BRIEF: Find and copy the lines in the records beneath this task that contain the word "diploid".

%%

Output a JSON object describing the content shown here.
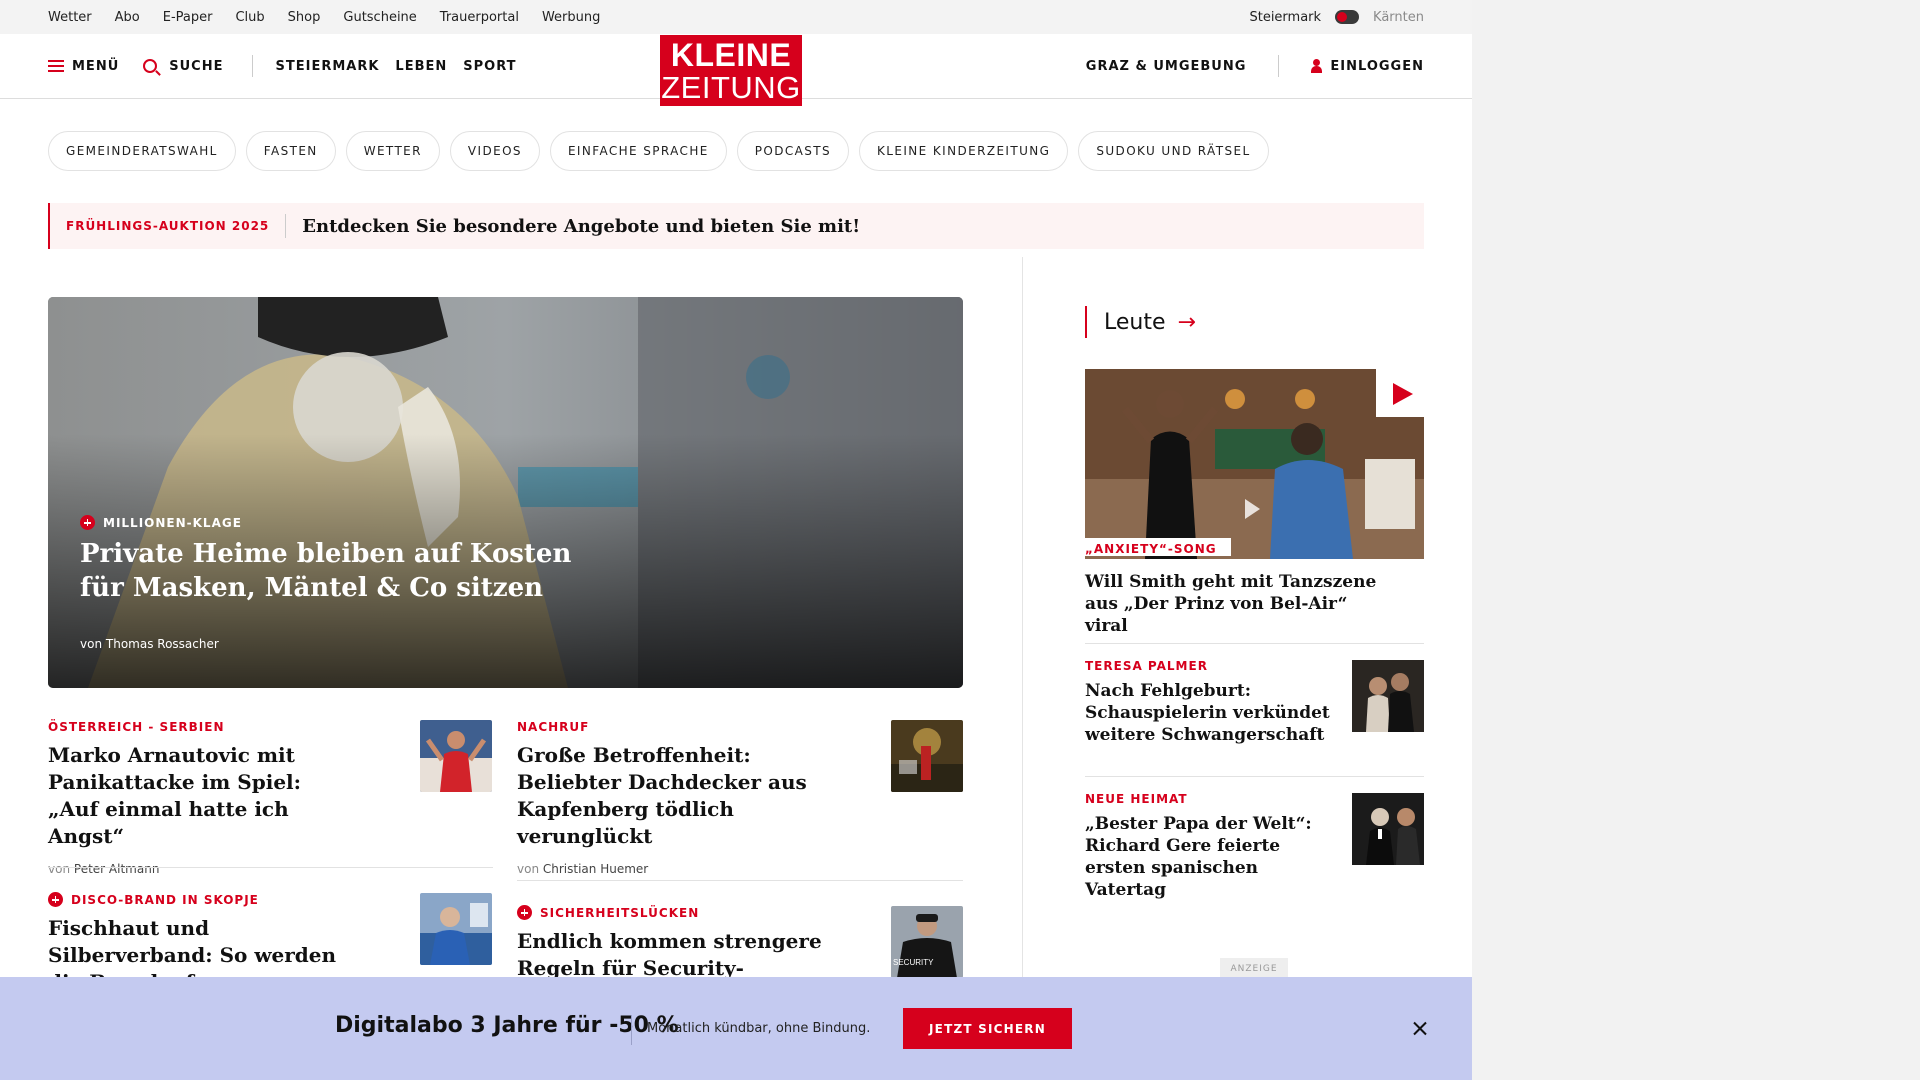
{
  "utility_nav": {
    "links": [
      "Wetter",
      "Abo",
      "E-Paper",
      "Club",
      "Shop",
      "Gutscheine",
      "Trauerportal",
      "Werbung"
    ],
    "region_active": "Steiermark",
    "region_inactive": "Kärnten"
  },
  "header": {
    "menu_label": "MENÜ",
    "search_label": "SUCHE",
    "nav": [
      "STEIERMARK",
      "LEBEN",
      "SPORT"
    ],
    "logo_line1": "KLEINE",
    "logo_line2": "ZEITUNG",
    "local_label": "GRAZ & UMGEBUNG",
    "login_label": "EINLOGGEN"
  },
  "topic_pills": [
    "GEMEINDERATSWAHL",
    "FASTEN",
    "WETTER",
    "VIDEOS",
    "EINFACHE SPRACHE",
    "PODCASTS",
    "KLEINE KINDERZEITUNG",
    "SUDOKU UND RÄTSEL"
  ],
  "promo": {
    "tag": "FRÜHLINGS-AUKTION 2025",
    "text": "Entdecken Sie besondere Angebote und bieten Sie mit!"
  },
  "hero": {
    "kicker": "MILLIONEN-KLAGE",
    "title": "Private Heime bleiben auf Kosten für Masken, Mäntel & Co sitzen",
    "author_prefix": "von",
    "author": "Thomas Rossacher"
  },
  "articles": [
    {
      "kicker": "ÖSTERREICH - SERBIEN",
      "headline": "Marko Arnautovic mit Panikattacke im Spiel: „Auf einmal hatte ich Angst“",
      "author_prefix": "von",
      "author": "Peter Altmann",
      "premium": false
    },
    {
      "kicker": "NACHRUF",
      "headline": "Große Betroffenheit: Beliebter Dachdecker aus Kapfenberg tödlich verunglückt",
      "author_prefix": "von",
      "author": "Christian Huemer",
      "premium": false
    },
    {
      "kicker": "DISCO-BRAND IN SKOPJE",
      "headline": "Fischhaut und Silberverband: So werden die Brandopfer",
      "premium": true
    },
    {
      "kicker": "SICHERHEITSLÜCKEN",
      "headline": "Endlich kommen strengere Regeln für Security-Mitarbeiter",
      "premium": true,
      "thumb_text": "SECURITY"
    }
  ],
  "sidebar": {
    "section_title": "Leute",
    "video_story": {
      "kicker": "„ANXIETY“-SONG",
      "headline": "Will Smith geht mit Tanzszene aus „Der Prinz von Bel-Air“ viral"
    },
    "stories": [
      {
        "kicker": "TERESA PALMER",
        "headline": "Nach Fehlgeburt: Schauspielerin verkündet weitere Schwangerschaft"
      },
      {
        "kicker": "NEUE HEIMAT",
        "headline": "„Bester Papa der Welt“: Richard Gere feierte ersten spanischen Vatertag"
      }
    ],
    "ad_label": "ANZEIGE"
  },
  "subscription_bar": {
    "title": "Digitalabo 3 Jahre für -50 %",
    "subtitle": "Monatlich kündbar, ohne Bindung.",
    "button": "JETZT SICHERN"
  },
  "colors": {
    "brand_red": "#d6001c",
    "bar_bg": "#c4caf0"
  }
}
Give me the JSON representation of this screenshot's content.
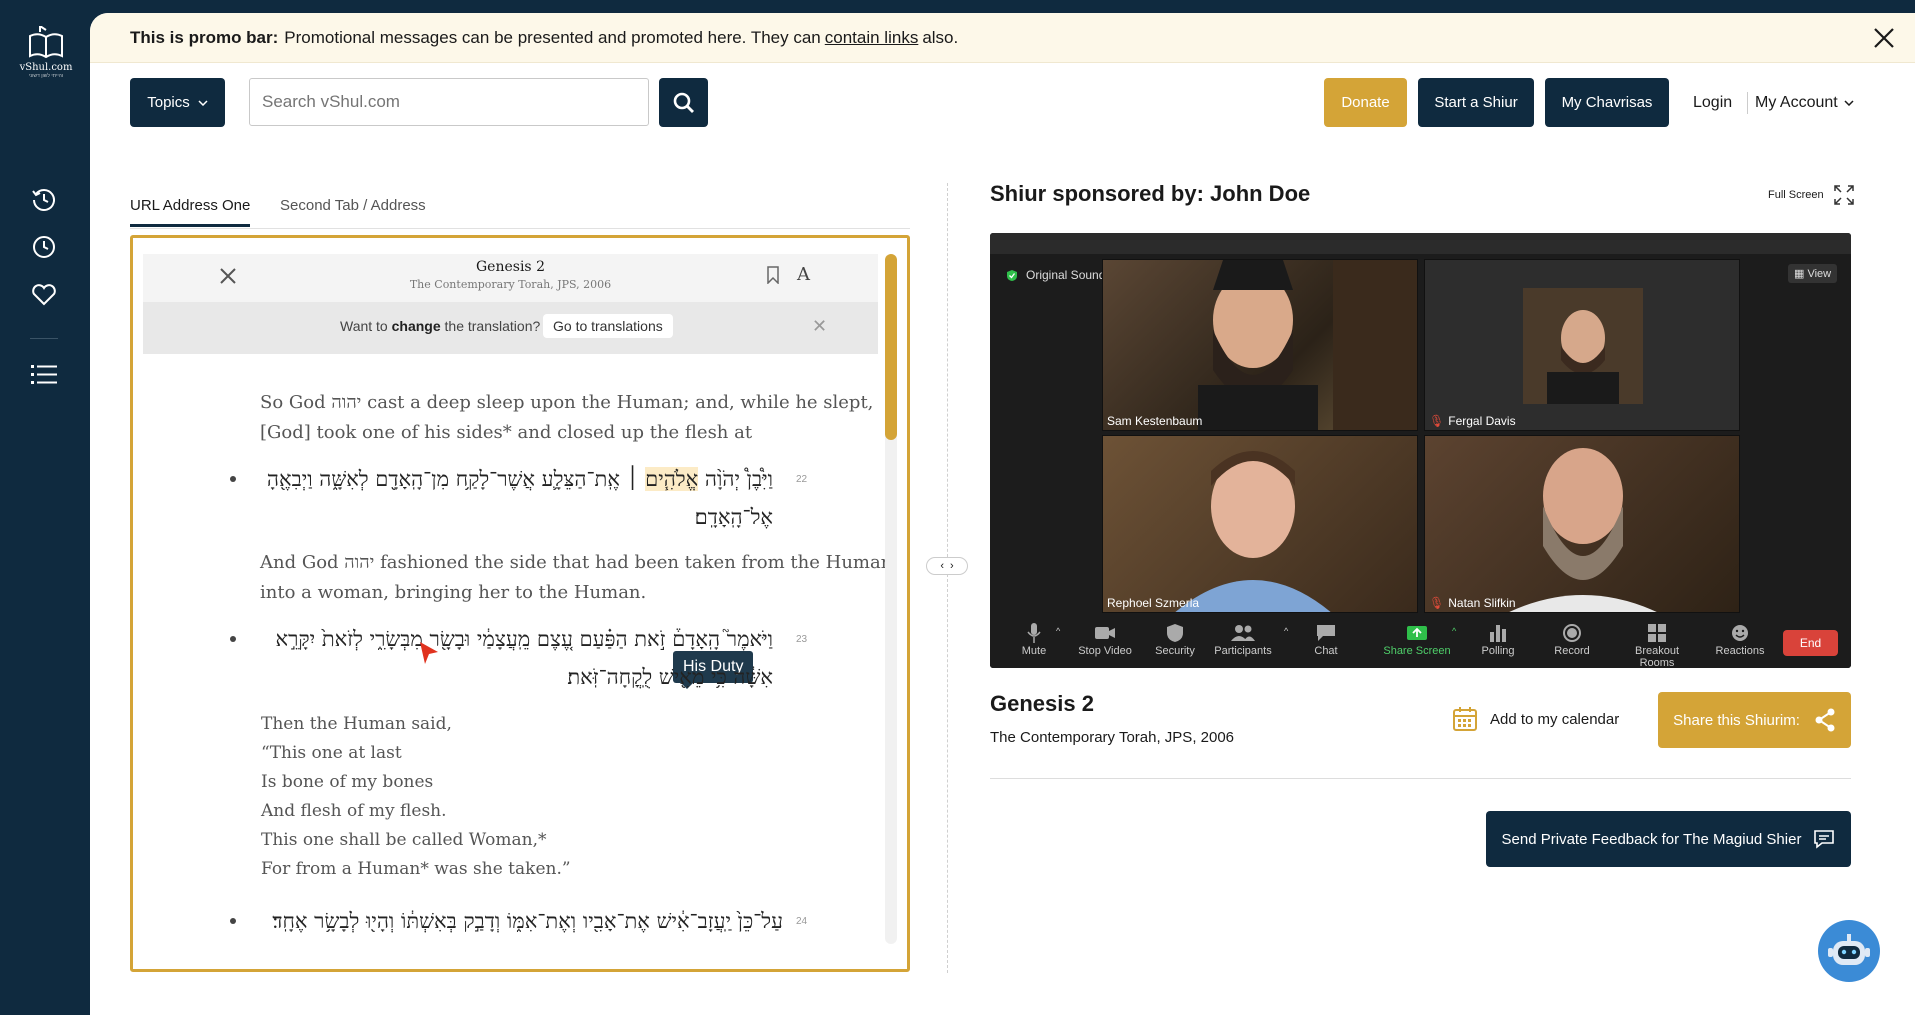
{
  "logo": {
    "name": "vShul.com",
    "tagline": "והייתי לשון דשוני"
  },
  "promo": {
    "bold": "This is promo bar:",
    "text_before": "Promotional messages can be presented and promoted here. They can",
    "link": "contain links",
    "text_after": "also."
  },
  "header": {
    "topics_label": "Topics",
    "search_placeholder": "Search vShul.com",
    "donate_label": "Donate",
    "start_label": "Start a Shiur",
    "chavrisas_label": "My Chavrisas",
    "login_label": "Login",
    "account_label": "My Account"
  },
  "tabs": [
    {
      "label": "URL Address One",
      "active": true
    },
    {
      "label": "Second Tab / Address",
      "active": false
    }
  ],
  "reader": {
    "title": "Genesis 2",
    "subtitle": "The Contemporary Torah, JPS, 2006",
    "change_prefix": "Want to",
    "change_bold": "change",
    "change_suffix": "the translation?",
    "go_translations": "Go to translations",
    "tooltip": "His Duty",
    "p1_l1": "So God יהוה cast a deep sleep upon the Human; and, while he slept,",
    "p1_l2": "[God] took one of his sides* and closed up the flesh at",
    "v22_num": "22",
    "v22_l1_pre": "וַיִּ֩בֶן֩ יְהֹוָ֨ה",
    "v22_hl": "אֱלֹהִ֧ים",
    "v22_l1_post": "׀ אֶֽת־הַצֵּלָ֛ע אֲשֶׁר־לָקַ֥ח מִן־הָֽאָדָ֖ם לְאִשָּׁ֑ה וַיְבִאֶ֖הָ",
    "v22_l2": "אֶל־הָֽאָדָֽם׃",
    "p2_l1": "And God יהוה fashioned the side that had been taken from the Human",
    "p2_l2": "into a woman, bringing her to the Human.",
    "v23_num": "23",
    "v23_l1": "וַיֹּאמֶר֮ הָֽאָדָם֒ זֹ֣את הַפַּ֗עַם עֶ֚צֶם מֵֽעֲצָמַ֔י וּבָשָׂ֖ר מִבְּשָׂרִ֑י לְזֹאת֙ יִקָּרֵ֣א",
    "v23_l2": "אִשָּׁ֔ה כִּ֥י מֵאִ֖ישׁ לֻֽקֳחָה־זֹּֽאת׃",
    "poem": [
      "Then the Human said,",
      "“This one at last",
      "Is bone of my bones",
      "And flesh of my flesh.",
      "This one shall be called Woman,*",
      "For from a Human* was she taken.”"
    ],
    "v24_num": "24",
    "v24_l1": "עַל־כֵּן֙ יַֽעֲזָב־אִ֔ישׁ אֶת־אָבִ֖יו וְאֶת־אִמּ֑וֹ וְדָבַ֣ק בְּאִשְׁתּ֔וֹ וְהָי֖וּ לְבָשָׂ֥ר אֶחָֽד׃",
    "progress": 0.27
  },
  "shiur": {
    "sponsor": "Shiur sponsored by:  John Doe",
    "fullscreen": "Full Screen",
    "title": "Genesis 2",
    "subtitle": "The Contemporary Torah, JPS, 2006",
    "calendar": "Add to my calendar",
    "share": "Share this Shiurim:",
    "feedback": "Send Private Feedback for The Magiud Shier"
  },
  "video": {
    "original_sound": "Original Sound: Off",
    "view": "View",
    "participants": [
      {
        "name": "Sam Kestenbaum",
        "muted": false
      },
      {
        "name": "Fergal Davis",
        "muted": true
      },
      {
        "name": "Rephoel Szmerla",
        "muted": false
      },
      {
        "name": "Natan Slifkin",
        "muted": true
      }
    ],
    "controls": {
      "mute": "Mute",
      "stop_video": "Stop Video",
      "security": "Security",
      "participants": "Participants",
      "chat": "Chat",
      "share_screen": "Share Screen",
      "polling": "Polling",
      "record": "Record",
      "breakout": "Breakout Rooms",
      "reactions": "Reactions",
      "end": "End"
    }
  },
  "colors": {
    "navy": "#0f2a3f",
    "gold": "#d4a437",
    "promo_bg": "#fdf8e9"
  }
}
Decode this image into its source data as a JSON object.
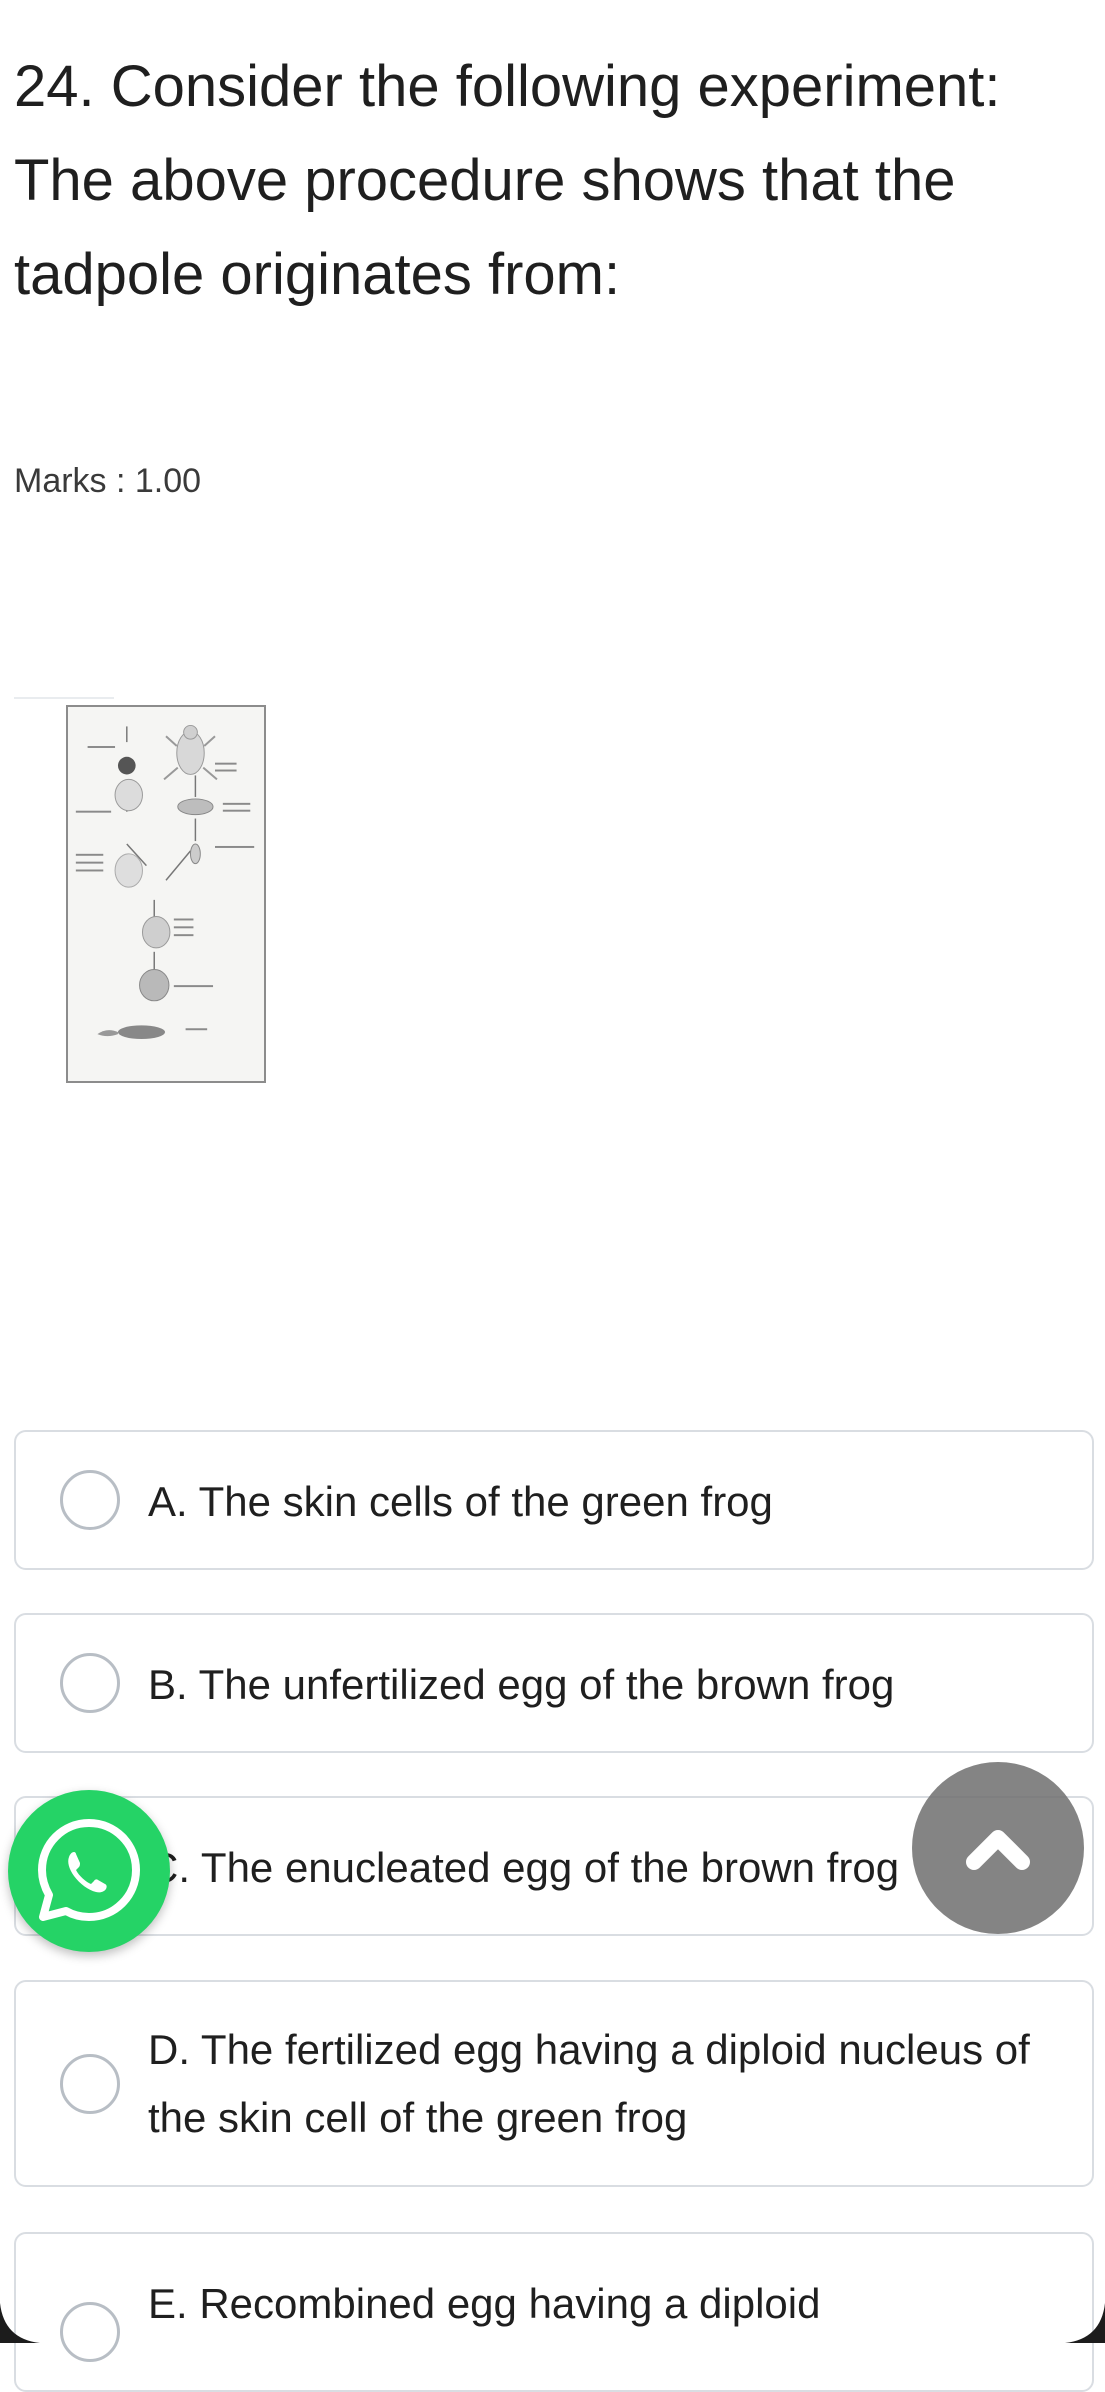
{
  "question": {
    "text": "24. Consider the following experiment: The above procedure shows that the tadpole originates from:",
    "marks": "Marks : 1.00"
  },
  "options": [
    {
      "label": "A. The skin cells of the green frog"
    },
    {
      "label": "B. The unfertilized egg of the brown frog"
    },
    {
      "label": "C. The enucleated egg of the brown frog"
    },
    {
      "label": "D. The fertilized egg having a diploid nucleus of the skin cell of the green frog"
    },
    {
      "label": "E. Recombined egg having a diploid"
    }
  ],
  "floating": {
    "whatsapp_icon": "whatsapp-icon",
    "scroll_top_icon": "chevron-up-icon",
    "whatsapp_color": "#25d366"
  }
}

%%

ANSWER TO THE EXERCISE:
      "label": "D. The fertilized egg having a diploid nucleus of the skin cell of the green frog"
      "label": "E. Recombined egg having a diploid"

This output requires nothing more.